Exercise
Carry the Sandusky River fishing thread below further, picking up after its last line.

Document
----------------
# sandusky river update



## zero410 (Feb 26, 2010)

decided to go by the river today to see how things looked.the river was up and muddy but overall didnt look to bad or not as bad as i was expecting.there was a couple people fishing it looked like maybe a grandfather and grandson.and they did have a fish on while i was there.they were reeling it in while i watched and i saw its tail flip out in the current and then it got off.i couldnt tell what kind of fish it was.it wont be long now.here are some pics.


----------



## Had a Bite (Apr 15, 2012)

That first pic is perfect. Just how life should be.


----------



## trapperjon (Mar 11, 2008)

thanks for the pics. now I've really got the itch, gonna have to take a walk down to my local river just to calm down


----------



## catfishunter (Mar 10, 2009)

Was up there Saturday in that same spot as the boy and his grandfather was throwing toward the pyling of the bridge snagged one female she was 26inches and snagged a smaller walleye both were returned to the water unharmed!! I think soon as the water comes down fish will start being caught almost positive they are in there already might not be heavy but they are there


----------



## fishfinder43420 (Feb 16, 2014)

Seen a guy snag one early today.. I didn't have any luck... River needs to go down and then it will be on...


----------



## bassmaster419 (Aug 11, 2013)

Im out there maybe this weekend on the maumee

Sent from my SCH-I500 using Ohub Campfire mobile app


----------



## Nohaha (May 10, 2013)

What type of setup do you guys use? Med or Med-Heavy rod? Light or fast action? What kind of line, what lb?


----------



## Nwohiofisherman (Feb 7, 2012)

6'6 medium fast action st croix eye con with a 2500 shimano ci4 reel with twenty pound braid and an 8 pound fluro leader


----------



## Nohaha (May 10, 2013)

Thanks! What knot do you use between the braid and fluorocarbon? Or do you use a swivel?

Sent from my DROID RAZR using Ohub Campfire mobile app


----------



## trapperjon (Mar 11, 2008)

just called anglers supply in fremont for a report, it was from Thursday, river up a foot from wed's, kind of muddy and temp was 40 deg, some fish were caught on weds,


----------



## rutnut245 (Jan 18, 2009)
----------------
Given data
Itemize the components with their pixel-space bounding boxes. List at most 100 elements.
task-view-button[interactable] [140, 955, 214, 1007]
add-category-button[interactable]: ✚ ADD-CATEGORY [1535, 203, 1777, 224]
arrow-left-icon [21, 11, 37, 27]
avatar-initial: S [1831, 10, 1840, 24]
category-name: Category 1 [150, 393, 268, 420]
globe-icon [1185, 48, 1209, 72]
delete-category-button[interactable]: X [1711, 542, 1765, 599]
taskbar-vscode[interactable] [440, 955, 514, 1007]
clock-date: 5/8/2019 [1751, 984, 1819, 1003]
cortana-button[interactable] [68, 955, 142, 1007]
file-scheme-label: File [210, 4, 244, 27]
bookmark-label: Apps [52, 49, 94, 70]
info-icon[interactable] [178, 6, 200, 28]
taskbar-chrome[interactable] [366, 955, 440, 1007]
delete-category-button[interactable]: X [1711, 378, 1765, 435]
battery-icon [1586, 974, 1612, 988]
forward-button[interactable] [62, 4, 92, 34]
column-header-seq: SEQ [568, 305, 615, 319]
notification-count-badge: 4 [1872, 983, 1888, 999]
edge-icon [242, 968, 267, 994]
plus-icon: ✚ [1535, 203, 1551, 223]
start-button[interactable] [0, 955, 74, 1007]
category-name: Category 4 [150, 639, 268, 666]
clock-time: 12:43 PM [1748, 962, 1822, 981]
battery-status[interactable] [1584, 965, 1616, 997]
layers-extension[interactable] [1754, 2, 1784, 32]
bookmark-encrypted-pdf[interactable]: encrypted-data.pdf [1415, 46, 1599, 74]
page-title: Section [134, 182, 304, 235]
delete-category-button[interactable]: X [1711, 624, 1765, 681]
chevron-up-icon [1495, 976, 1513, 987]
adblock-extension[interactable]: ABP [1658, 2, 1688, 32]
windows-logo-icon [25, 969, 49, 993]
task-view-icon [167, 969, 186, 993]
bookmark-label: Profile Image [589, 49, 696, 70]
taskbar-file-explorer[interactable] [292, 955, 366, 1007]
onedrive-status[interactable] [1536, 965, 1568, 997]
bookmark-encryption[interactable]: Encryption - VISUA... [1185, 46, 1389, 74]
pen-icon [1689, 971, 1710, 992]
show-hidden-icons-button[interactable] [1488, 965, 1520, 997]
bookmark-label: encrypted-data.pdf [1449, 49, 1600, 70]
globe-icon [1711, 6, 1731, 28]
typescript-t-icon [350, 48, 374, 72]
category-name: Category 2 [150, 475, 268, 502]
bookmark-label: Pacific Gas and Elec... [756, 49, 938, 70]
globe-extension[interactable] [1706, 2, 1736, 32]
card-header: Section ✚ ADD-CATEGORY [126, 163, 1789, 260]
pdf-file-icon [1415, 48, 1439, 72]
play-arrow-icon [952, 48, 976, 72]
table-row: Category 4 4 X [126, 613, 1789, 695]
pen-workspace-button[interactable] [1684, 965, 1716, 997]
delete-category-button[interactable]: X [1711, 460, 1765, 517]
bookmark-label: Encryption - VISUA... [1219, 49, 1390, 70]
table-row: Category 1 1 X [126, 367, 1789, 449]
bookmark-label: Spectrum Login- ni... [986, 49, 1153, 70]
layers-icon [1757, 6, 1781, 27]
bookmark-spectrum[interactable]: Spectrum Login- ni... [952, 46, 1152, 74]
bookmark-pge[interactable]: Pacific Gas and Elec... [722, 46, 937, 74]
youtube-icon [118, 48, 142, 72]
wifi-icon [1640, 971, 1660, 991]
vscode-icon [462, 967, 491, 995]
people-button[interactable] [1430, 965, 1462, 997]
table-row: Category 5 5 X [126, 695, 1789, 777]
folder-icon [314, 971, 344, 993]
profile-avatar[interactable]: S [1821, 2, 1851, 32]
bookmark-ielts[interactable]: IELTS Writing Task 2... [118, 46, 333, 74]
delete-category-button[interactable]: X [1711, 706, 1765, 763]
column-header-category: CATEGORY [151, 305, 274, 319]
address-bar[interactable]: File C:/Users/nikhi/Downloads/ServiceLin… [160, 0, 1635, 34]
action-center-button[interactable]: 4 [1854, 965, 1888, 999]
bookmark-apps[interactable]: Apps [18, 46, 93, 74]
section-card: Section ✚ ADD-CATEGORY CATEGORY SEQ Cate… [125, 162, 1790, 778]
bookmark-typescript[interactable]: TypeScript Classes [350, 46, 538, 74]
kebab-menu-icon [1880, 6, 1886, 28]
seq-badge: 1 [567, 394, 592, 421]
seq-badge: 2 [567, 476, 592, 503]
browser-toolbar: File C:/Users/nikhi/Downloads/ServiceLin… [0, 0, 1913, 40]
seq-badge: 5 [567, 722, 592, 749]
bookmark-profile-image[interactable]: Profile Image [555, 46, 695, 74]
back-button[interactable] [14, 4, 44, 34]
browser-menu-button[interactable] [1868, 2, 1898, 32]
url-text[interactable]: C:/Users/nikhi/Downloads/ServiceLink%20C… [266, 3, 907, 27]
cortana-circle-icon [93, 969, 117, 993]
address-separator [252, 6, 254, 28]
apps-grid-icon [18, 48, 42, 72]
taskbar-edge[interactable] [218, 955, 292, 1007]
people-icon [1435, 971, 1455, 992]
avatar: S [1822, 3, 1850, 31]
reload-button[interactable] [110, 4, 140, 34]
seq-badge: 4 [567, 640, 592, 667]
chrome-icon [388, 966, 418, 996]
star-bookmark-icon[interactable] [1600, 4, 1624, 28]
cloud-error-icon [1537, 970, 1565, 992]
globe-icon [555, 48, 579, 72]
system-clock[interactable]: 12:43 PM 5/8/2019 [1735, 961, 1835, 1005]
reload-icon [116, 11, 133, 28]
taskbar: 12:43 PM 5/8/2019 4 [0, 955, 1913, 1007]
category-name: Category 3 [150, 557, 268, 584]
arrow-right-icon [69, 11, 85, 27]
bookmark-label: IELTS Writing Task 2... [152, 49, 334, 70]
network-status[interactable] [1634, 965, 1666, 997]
----------------
Output
I just got back, only fished an hour and a half. I foul hooked a large hen and a jack about 3 lbs. Four fish in 2 trips and all were foul hooked. They aren't in there thick by any means. The water is still too cold Imho., it was 40.6 when I left and the forecast isn't looking good for at least a week. I'll be steelheading till the water gets at least into the low 40's and stays there.

It is at a perfect level though.


----------



## HappySnag (Dec 20, 2007)

Nohaha 
swivel,from 18" to 36" leader.


----------



## Joshb (Feb 1, 2011)

fished the river this morning for 4 hours and caught one 24" female and snagged 4 others. seen 4 fish get caught in mouth and not to many snagged. next weekend should be the weekend. water looks good just needs to warm up to about 44 to 45


----------



## zero410 (Feb 26, 2010)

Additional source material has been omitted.